> [GIVEN PROBLEM] Determine which lines of the records include the word "published", and copy them.

Data records:
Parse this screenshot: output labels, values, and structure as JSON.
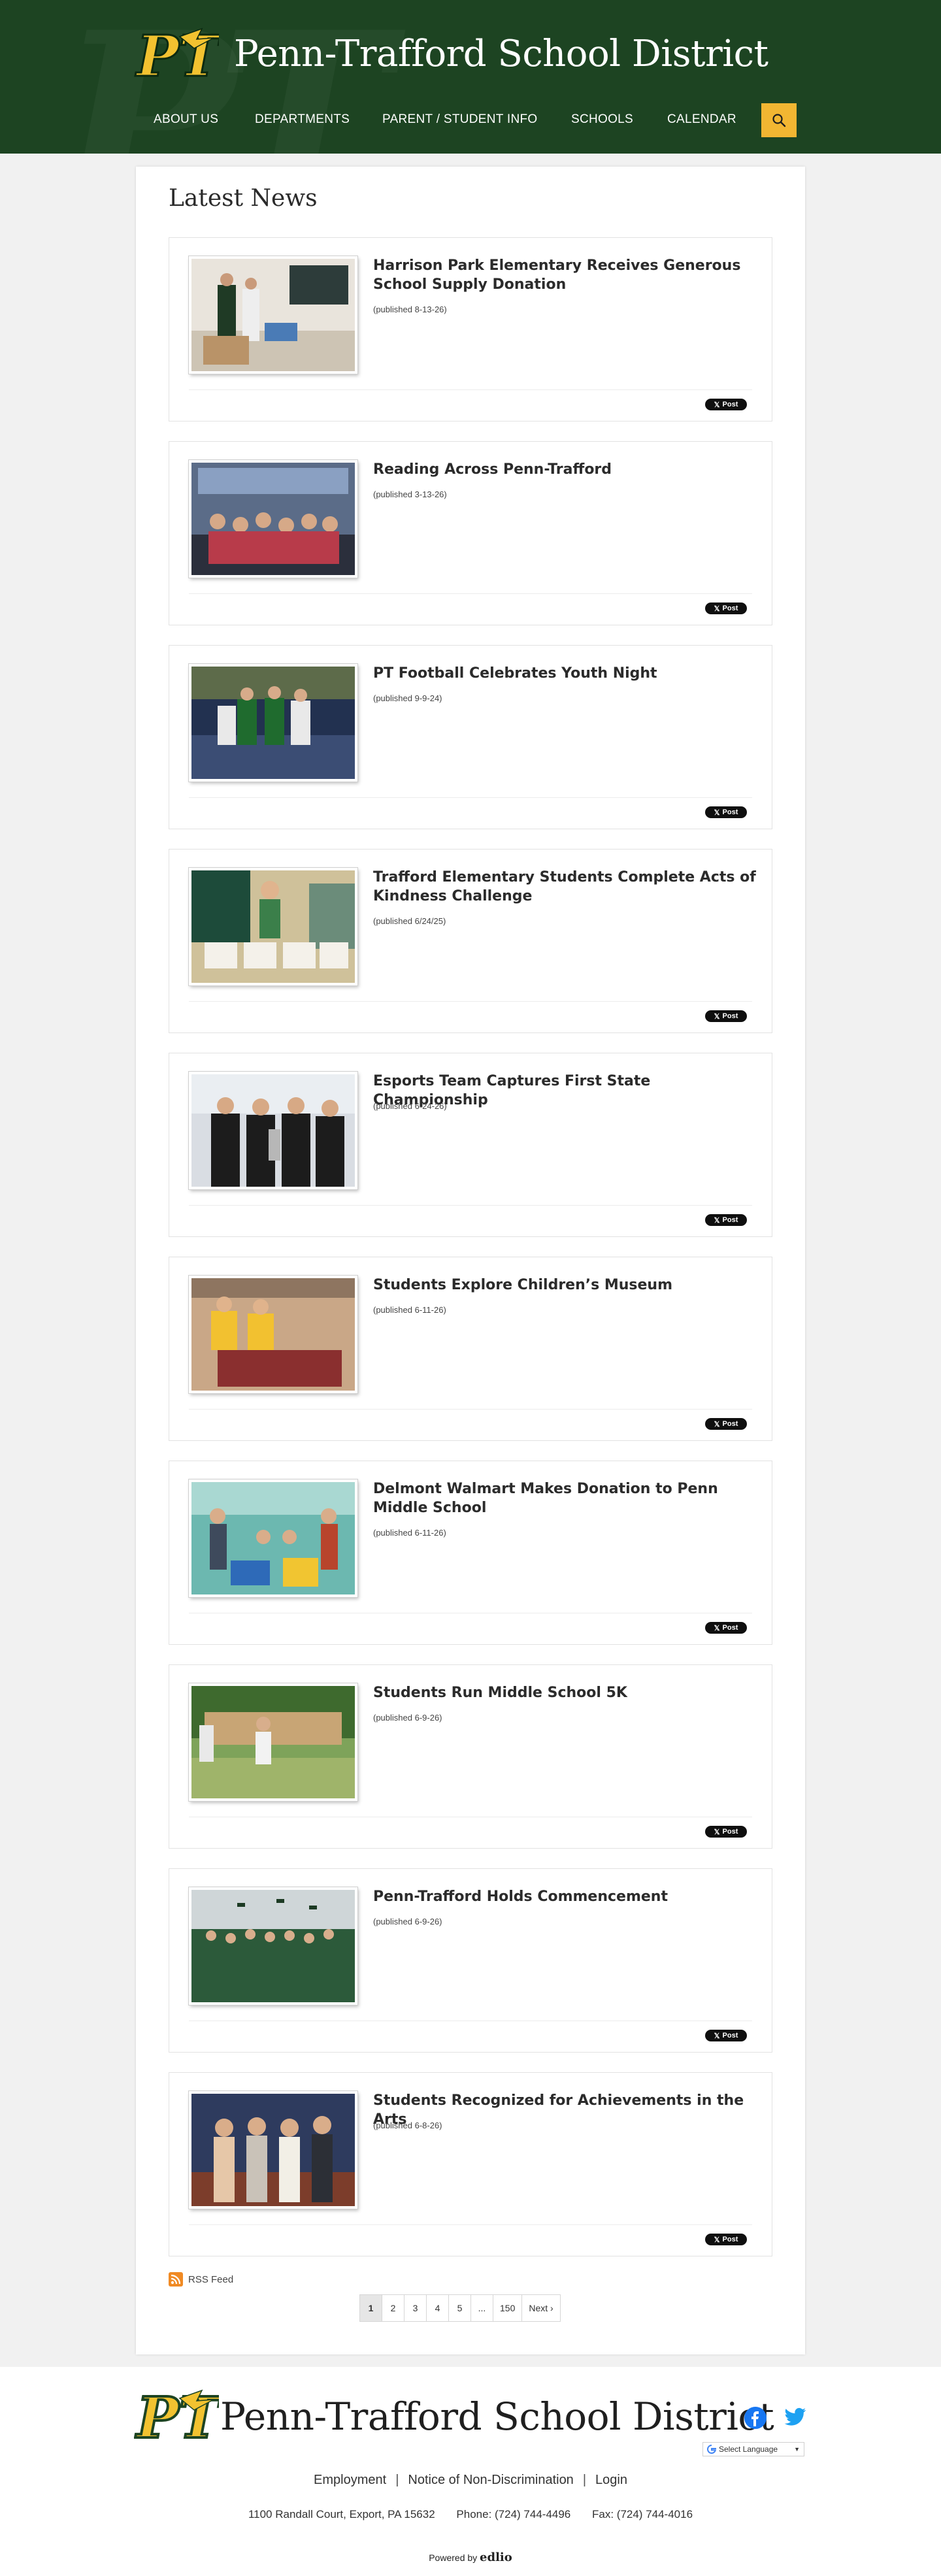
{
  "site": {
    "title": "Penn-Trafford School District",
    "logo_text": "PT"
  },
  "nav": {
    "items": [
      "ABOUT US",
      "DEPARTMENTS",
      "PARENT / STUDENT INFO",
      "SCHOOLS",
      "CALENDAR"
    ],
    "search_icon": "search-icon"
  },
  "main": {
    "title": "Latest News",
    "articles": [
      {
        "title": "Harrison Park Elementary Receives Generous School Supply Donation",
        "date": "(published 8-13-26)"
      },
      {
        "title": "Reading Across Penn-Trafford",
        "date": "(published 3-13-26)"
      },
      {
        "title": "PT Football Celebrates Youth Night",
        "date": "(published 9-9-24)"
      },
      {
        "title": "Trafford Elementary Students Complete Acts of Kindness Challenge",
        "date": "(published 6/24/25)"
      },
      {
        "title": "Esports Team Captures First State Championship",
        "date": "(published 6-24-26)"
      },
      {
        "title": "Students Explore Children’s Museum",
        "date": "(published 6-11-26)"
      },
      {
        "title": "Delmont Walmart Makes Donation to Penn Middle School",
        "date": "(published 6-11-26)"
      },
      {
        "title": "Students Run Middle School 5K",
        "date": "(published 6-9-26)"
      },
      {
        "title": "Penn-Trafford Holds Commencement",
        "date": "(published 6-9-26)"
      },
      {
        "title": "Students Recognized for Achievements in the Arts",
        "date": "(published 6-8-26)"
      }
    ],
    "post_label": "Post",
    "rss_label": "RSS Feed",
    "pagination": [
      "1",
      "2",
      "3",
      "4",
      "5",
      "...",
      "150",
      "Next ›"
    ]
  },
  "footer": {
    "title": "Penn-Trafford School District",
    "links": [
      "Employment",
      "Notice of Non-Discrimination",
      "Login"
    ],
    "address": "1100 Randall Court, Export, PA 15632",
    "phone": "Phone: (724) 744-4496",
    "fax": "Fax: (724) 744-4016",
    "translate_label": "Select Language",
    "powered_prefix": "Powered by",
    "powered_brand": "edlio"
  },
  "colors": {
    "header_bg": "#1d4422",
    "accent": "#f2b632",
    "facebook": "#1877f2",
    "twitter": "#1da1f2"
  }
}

...

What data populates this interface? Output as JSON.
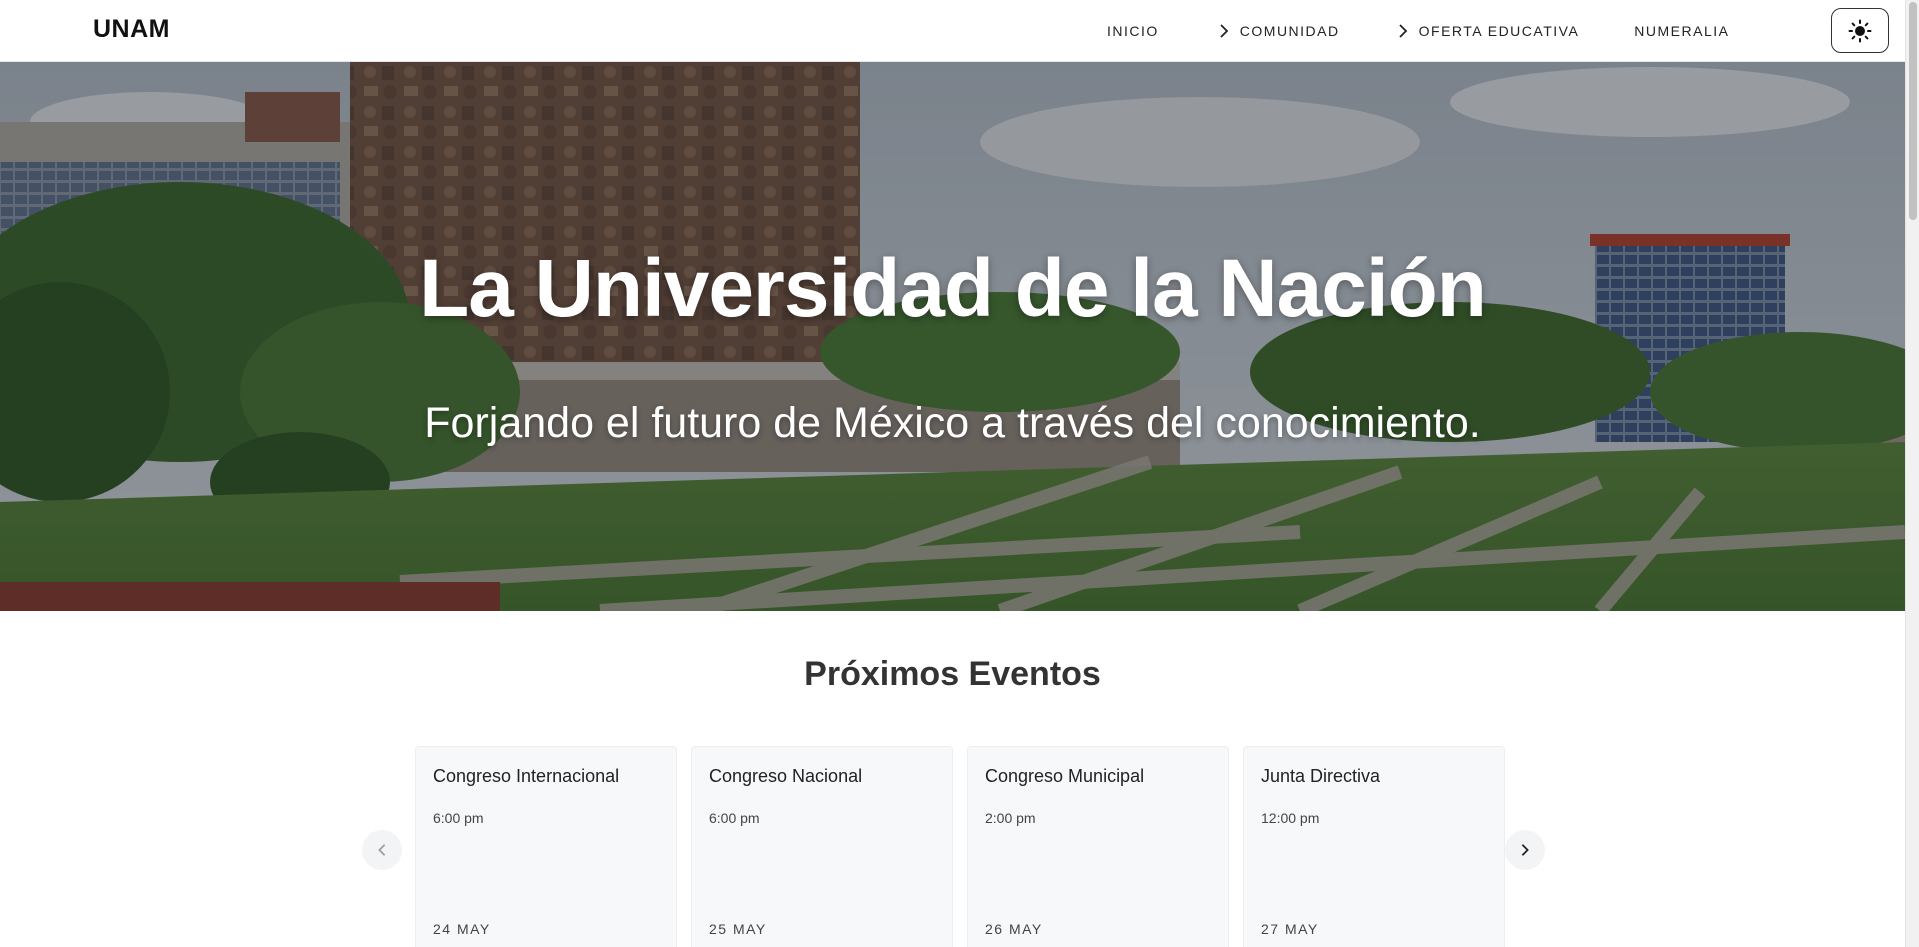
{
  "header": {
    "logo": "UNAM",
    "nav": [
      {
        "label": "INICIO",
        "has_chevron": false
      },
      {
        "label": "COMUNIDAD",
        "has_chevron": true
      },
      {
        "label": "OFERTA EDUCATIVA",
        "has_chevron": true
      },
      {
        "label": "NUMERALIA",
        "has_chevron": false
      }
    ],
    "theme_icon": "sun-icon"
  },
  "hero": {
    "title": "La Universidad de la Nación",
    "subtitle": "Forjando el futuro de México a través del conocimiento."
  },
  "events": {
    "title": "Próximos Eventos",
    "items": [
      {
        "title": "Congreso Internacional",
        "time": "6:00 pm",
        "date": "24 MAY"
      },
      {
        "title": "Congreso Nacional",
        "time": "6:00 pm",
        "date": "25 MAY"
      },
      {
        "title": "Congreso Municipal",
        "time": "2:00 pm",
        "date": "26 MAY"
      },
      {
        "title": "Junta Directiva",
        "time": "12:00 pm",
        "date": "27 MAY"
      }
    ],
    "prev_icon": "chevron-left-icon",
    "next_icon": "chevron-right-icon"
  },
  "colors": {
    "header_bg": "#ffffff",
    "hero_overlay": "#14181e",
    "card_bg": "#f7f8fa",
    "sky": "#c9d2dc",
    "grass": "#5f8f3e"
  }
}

> [TASK RESULT]
        "date": "(published 8-13-26)"
        "date": "(published 3-13-26)"
        "date": "(published 9-9-24)"
        "date": "(published 6/24/25)"
        "date": "(published 6-24-26)"
        "date": "(published 6-11-26)"
        "date": "(published 6-11-26)"
        "date": "(published 6-9-26)"
        "date": "(published 6-9-26)"
        "date": "(published 6-8-26)"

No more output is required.